EXERCISE DIRECTIONS:
From the listing below, pull out every line where the string "十多万湖湘子弟兵怀着极大民族义愤" appears.

* Begin *

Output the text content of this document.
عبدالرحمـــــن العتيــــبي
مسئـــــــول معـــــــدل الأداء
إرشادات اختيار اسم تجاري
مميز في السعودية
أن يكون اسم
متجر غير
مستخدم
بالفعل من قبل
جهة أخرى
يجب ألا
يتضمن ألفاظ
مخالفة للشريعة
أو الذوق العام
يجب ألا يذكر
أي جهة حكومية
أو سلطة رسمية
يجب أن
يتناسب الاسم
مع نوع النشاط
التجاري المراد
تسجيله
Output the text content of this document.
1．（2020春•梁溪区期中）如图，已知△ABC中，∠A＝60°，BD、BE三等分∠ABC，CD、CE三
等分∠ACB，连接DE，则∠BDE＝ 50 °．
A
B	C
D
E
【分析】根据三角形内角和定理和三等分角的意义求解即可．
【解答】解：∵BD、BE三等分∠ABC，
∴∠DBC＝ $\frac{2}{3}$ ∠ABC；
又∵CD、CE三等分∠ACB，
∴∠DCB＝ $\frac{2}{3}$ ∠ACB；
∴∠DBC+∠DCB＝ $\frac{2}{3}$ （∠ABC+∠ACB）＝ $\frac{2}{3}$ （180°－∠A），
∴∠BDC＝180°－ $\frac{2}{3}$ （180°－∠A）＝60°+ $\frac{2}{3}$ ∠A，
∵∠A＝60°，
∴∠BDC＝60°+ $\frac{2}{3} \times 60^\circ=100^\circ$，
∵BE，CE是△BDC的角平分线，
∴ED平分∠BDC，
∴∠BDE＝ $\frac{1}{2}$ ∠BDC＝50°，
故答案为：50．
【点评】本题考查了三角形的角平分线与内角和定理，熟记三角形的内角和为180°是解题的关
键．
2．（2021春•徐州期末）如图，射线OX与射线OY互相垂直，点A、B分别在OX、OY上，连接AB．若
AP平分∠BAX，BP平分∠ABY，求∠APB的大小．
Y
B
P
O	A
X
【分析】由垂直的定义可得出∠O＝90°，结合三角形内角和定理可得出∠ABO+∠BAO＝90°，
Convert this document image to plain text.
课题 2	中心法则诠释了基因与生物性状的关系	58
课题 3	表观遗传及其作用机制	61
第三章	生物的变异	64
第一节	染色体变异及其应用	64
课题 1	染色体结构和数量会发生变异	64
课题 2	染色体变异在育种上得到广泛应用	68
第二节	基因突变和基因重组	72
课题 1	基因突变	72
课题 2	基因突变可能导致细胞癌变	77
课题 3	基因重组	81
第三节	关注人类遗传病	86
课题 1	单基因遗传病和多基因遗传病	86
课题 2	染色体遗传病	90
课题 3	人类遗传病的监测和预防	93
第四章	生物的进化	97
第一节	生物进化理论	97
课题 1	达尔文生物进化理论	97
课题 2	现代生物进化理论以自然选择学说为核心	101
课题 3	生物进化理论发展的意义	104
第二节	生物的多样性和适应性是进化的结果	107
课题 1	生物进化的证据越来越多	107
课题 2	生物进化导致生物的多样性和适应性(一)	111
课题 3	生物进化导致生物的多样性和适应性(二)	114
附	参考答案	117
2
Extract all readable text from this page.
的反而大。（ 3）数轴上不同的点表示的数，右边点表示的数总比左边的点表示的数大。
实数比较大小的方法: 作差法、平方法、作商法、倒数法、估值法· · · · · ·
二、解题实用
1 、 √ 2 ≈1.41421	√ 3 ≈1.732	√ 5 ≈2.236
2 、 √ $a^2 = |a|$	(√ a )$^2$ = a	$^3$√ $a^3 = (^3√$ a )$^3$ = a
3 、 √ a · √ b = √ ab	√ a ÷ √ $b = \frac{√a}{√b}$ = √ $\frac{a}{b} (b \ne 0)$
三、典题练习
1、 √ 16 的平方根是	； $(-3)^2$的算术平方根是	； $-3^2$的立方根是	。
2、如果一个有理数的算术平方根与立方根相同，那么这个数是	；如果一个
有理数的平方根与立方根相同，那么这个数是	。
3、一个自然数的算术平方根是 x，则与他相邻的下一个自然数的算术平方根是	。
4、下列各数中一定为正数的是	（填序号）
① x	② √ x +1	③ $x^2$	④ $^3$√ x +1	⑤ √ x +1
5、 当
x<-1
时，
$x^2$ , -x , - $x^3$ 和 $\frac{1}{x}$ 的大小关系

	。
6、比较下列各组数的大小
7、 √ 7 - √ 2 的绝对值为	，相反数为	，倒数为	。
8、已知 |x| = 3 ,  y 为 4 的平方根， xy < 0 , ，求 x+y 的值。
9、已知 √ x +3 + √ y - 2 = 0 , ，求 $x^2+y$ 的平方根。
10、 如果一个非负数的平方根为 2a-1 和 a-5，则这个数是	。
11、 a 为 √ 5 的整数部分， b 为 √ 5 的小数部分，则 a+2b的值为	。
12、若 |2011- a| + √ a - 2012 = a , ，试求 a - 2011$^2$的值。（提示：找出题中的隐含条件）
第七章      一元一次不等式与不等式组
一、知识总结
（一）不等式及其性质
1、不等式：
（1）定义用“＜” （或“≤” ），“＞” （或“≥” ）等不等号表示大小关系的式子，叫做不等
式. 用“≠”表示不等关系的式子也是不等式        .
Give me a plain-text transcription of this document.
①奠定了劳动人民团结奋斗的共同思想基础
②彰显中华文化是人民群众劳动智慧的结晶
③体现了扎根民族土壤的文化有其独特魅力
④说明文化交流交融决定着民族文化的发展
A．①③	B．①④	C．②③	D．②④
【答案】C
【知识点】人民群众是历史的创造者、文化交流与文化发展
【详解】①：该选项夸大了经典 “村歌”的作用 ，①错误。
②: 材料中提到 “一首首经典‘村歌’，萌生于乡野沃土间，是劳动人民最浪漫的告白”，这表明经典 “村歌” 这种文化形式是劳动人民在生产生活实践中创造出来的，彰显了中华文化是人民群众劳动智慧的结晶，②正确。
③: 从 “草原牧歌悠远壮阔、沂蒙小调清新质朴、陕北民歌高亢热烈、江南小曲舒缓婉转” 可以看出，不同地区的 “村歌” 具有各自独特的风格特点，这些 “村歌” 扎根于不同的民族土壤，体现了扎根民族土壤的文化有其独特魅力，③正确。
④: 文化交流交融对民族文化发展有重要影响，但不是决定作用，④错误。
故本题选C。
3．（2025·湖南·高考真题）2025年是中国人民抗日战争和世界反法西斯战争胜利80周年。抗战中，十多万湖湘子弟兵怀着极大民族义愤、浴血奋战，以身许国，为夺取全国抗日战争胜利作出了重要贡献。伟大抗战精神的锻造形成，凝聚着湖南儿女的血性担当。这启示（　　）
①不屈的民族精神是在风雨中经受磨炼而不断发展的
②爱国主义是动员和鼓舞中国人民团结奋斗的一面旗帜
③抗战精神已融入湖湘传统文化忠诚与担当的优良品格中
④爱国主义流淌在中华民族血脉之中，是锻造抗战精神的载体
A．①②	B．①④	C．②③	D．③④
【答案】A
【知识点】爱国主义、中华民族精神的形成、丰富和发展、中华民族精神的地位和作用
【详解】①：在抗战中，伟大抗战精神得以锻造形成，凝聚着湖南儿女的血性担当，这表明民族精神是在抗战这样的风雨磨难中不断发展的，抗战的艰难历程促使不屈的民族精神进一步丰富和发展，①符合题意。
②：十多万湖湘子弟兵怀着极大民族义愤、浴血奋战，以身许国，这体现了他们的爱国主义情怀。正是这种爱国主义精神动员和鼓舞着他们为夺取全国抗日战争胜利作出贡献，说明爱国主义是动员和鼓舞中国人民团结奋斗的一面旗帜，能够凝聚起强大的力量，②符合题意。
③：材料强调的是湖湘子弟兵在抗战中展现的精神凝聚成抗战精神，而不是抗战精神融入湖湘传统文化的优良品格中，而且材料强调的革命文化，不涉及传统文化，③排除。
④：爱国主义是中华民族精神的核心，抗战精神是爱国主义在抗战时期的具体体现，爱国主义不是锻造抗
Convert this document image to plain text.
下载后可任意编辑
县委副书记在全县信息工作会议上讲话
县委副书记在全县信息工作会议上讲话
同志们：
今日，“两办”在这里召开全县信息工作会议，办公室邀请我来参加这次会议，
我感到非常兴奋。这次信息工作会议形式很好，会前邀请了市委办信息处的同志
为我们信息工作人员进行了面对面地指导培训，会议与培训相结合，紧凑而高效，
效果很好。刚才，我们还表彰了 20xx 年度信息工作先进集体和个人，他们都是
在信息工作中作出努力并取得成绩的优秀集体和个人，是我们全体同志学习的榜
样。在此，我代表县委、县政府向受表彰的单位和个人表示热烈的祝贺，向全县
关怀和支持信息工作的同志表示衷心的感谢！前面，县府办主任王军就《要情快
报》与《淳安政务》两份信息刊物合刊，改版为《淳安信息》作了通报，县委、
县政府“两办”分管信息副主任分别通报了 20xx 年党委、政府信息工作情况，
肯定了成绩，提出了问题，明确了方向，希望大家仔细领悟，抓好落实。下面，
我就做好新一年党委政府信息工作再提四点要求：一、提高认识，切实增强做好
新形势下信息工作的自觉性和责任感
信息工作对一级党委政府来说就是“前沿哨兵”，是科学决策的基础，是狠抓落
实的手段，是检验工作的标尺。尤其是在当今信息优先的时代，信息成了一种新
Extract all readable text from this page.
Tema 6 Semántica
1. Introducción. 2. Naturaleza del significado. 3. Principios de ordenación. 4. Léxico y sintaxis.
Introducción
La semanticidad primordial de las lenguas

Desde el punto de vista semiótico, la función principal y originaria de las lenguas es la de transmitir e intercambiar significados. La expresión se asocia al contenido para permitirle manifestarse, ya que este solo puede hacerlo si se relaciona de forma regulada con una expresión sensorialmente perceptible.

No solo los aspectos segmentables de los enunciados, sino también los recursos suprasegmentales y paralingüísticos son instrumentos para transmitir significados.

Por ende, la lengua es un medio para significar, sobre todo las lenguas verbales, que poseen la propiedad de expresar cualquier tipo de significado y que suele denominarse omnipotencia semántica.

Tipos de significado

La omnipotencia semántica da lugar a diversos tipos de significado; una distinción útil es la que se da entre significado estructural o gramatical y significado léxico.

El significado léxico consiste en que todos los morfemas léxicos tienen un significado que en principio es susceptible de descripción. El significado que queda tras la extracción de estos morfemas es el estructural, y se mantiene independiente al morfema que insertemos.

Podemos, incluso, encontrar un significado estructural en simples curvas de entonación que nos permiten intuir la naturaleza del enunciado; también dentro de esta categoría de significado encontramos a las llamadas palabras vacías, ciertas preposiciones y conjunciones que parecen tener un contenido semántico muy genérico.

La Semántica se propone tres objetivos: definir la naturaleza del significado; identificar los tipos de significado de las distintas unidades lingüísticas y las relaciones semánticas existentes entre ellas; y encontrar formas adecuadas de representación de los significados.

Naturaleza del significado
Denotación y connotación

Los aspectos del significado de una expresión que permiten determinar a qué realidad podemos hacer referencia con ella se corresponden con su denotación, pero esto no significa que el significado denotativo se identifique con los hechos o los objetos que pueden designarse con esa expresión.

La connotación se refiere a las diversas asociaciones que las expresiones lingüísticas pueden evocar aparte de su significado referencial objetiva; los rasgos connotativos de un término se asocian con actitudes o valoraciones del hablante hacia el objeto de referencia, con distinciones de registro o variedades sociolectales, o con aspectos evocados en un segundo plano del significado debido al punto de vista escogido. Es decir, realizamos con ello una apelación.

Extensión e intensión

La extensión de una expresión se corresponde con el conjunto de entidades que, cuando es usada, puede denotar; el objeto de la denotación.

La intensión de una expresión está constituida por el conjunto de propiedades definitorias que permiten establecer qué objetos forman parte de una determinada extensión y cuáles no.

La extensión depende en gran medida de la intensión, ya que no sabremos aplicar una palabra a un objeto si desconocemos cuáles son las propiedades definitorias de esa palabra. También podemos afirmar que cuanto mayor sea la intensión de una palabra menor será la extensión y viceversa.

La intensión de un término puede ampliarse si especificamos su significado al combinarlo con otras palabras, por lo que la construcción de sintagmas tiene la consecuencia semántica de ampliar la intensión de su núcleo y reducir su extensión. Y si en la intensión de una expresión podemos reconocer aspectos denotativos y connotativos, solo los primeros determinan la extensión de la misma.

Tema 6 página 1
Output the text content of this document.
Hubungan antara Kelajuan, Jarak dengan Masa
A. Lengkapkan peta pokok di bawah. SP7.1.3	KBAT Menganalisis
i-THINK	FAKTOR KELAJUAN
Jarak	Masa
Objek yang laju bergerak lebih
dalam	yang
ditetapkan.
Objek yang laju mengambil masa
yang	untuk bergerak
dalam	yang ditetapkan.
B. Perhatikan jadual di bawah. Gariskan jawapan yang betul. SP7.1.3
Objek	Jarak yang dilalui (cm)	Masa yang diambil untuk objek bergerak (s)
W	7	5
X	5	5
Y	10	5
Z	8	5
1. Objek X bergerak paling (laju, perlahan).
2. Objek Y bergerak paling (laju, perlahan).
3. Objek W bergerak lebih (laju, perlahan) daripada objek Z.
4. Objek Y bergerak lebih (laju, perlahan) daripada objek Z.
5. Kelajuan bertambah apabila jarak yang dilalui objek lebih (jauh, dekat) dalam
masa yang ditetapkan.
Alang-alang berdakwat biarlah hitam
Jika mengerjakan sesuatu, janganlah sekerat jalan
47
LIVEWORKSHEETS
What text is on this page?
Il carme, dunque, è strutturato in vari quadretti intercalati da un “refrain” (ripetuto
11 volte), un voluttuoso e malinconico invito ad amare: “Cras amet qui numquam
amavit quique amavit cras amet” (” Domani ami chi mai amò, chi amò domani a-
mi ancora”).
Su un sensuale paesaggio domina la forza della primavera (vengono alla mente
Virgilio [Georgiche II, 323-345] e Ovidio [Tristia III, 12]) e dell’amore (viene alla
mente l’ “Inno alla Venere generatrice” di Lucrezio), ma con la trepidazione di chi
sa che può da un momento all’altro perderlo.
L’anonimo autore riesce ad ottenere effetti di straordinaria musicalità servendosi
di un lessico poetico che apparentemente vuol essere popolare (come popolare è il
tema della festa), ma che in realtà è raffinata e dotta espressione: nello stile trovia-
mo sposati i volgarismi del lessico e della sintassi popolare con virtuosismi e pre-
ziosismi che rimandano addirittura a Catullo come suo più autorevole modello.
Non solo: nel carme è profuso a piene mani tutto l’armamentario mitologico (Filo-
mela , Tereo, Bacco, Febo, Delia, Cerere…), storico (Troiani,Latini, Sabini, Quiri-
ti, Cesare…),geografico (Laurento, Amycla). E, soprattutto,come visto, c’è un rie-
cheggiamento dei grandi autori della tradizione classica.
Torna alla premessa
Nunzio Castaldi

* End *

TASK RESULT:
3．（2025·湖南·高考真题）2025年是中国人民抗日战争和世界反法西斯战争胜利80周年。抗战中，十多万湖湘子弟兵怀着极大民族义愤、浴血奋战，以身许国，为夺取全国抗日战争胜利作出了重要贡献。伟大抗战精神的锻造形成，凝聚着湖南儿女的血性担当。这启示（　　）
②：十多万湖湘子弟兵怀着极大民族义愤、浴血奋战，以身许国，这体现了他们的爱国主义情怀。正是这种爱国主义精神动员和鼓舞着他们为夺取全国抗日战争胜利作出贡献，说明爱国主义是动员和鼓舞中国人民团结奋斗的一面旗帜，能够凝聚起强大的力量，②符合题意。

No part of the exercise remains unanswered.